(Provided data)

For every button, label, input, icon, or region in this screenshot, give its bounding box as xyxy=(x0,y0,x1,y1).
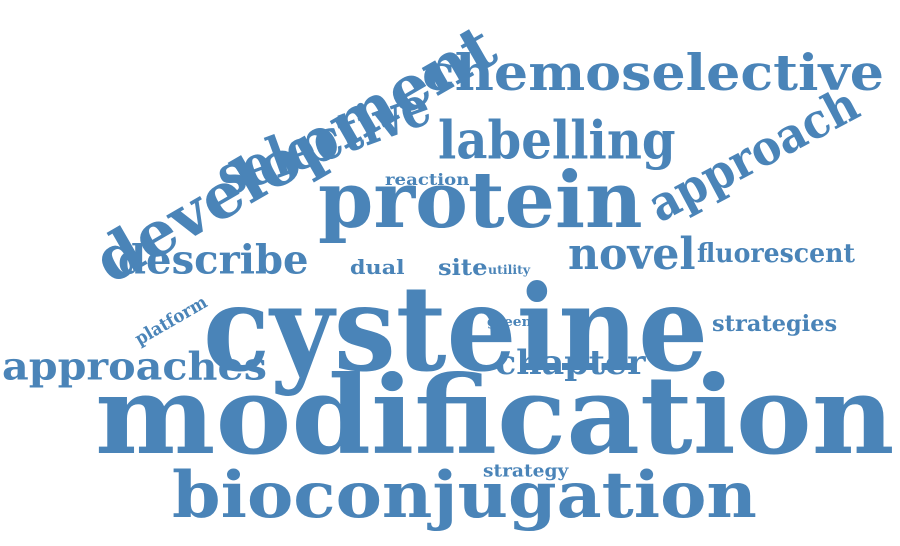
word-site: site xyxy=(438,255,488,282)
word-novel: novel xyxy=(568,227,696,280)
word-strategies: strategies xyxy=(712,309,838,337)
word-green: green xyxy=(487,313,532,330)
word-protein: protein xyxy=(318,155,643,246)
word-fluorescent: fluorescent xyxy=(697,237,856,269)
word-approaches: approaches xyxy=(2,344,267,389)
word-reaction: reaction xyxy=(385,170,470,189)
word-dual: dual xyxy=(350,255,405,280)
word-chapter: chapter xyxy=(495,343,646,383)
word-chemoselective: chemoselective xyxy=(422,43,885,102)
word-describe: describe xyxy=(118,235,309,284)
word-bioconjugation: bioconjugation xyxy=(172,458,757,533)
word-cysteine: cysteine xyxy=(203,259,709,398)
word-modification: modification xyxy=(95,353,895,479)
word-utility: utility xyxy=(488,262,531,278)
word-strategy: strategy xyxy=(483,459,569,482)
word-labelling: labelling xyxy=(438,110,676,172)
word-platform: platform xyxy=(130,291,211,350)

(End Provided data)

## Exercise
Your answer must be an exact copy of the records, with every picture left out.

## Written answer
For every button, label, input, icon, or region in this screenshot, give its bounding box as xyxy=(x0,y0,x1,y1).
word-site: site xyxy=(438,255,488,282)
word-novel: novel xyxy=(568,227,696,280)
word-strategies: strategies xyxy=(712,309,838,337)
word-green: green xyxy=(487,313,532,330)
word-protein: protein xyxy=(318,155,643,246)
word-fluorescent: fluorescent xyxy=(697,237,856,269)
word-approaches: approaches xyxy=(2,344,267,389)
word-reaction: reaction xyxy=(385,170,470,189)
word-dual: dual xyxy=(350,255,405,280)
word-chapter: chapter xyxy=(495,343,646,383)
word-chemoselective: chemoselective xyxy=(422,43,885,102)
word-describe: describe xyxy=(118,235,309,284)
word-bioconjugation: bioconjugation xyxy=(172,458,757,533)
word-cysteine: cysteine xyxy=(203,259,709,398)
word-modification: modification xyxy=(95,353,895,479)
word-utility: utility xyxy=(488,262,531,278)
word-strategy: strategy xyxy=(483,459,569,482)
word-labelling: labelling xyxy=(438,110,676,172)
word-platform: platform xyxy=(130,291,211,350)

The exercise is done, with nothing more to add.